Written request 1: Copy the passage of the issue thread on backing up training code from "An open question" up to and including "was used etc.).".
Written request 2: Repeat the records word for word, from their first line up to and including the line with "grid-row-vendor[interactable]: vendorSource Only", and nothing more.
** BEGIN Source document **
Back up training code to save_path for more reproducible experiments #11

Closed mdraw closed 6 years ago

mdraw commented 6 years ago

The code of the training script, of the network model as well as the code of elektronn3 itself that was used for running a training experiment should be archived to the save_path. For reference, here is the equivalent feature implemented in ELEKTRONN2: https://github.com/ELEKTRONN/ELEKTRONN2/blob/27ed6c9a07cdd65c5789697013d568060a392514/elektronn2/training/trainutils.py#L651. Note that we can't implement this in the same way, because the training script has to be included here. The back up routine has to be called from within the training script so it can include itself in addition to the code it uses.

An open question is what exactly the back-up archive should contain. It's clear that the training script, the model code and the current elektronn3 source code (in case of user modification) should be in it, but what if the training script imports code from outside of elektronn3? It's probably also a good idea to include a summary of the system configuration (installed package versions, host name, name of the GPU that was used etc.).

mdraw commented 6 years ago

Reference for getting relevant environment info: https://github.com/pytorch/pytorch/blob/d93d41b2ef0cc3a986aeb3db56935798beaa3f63/torch/utils/bottleneck/__main__.py#L88. This should be extended and added to our backup archives.

mdraw commented 6 years ago

We should use this instead of the code referenced in my previous comment: https://github.com/pytorch/pytorch/pull/6635.
** END Source document **
** BEGIN Data excerpts **
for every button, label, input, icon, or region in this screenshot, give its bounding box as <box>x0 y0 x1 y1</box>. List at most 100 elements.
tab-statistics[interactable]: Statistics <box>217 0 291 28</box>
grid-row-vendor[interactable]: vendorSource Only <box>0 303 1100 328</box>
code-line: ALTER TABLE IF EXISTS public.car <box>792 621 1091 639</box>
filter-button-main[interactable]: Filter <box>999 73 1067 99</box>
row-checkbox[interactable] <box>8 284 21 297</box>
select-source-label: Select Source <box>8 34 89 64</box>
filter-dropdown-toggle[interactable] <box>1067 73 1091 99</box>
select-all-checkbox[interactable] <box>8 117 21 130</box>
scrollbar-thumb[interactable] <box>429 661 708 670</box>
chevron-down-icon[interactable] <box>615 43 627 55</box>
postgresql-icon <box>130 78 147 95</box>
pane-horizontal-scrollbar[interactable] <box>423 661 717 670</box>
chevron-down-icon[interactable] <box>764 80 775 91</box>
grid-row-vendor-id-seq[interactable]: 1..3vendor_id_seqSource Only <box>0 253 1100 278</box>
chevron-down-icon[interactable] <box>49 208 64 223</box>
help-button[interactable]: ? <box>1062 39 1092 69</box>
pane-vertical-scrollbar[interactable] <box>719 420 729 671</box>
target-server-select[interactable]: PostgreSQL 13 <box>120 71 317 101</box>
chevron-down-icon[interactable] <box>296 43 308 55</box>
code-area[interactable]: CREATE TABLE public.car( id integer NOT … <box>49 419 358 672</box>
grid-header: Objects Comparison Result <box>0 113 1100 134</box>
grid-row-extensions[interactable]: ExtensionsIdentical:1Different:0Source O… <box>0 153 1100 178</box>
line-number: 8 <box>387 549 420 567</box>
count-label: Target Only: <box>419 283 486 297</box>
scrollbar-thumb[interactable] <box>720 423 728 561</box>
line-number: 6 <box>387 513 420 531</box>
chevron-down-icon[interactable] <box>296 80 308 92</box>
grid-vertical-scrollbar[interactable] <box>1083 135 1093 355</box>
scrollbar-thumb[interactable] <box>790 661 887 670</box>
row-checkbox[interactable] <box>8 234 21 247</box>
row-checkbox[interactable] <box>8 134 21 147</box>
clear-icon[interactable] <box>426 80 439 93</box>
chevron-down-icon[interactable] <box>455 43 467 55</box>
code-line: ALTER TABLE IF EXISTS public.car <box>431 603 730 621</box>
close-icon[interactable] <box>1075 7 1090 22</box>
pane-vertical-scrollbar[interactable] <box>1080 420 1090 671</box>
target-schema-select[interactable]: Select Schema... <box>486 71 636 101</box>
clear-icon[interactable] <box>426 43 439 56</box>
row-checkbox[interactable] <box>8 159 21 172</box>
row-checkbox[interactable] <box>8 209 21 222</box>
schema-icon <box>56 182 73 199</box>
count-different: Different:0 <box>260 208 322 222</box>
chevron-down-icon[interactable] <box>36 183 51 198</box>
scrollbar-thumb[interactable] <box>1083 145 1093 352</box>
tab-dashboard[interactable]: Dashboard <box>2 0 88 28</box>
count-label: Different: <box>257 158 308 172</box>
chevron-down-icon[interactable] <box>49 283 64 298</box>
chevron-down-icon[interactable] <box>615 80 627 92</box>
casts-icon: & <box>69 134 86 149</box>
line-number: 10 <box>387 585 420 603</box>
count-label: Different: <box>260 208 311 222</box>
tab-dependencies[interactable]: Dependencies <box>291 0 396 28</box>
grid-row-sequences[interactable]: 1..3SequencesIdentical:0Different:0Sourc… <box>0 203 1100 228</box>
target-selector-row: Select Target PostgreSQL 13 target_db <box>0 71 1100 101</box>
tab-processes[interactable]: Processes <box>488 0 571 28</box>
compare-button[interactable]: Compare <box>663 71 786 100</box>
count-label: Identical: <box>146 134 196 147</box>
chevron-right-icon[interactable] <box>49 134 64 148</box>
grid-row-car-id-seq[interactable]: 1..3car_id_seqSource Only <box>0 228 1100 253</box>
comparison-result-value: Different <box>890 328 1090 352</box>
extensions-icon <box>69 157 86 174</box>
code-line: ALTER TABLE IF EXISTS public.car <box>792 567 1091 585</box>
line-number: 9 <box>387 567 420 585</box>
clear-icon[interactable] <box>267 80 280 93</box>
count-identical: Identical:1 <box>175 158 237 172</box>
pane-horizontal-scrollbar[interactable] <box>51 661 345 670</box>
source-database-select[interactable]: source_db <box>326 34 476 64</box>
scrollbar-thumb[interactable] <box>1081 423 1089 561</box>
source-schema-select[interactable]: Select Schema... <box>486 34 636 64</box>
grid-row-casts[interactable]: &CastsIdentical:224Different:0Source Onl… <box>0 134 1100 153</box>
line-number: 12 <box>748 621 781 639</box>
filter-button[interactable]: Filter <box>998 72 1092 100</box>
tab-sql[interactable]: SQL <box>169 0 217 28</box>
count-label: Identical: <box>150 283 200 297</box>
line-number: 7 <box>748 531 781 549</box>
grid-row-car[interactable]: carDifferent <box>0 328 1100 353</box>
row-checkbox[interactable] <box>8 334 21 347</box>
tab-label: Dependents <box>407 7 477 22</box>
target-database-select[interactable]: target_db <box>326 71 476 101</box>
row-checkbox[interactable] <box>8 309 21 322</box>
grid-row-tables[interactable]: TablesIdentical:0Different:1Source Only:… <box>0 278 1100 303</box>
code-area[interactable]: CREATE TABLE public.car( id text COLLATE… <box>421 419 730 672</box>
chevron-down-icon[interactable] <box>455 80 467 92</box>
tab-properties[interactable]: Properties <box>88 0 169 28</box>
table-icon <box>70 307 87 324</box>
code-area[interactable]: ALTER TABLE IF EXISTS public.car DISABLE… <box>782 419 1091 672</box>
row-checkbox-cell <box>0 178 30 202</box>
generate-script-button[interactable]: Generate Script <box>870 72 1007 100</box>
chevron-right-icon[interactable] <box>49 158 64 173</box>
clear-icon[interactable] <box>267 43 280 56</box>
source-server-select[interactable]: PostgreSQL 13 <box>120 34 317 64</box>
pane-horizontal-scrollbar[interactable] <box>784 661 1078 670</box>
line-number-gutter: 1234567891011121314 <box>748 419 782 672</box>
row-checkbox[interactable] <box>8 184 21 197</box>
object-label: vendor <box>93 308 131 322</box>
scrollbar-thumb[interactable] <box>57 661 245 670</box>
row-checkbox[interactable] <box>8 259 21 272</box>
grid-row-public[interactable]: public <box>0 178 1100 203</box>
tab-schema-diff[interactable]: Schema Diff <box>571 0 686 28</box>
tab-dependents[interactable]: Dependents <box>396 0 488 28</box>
** END Data excerpts **
Full response 1:
An open question is what exactly the back-up archive should contain. It's clear that the training script, the model code and the current elektronn3 source code (in case of user modification) should be in it, but what if the training script imports code from outside of elektronn3? It's probably also a good idea to include a summary of the system configuration (installed package versions, host name, name of the GPU that was used etc.).

Full response 2:
for every button, label, input, icon, or region in this screenshot, give its bounding box as <box>x0 y0 x1 y1</box>. List at most 100 elements.
tab-statistics[interactable]: Statistics <box>217 0 291 28</box>
grid-row-vendor[interactable]: vendorSource Only <box>0 303 1100 328</box>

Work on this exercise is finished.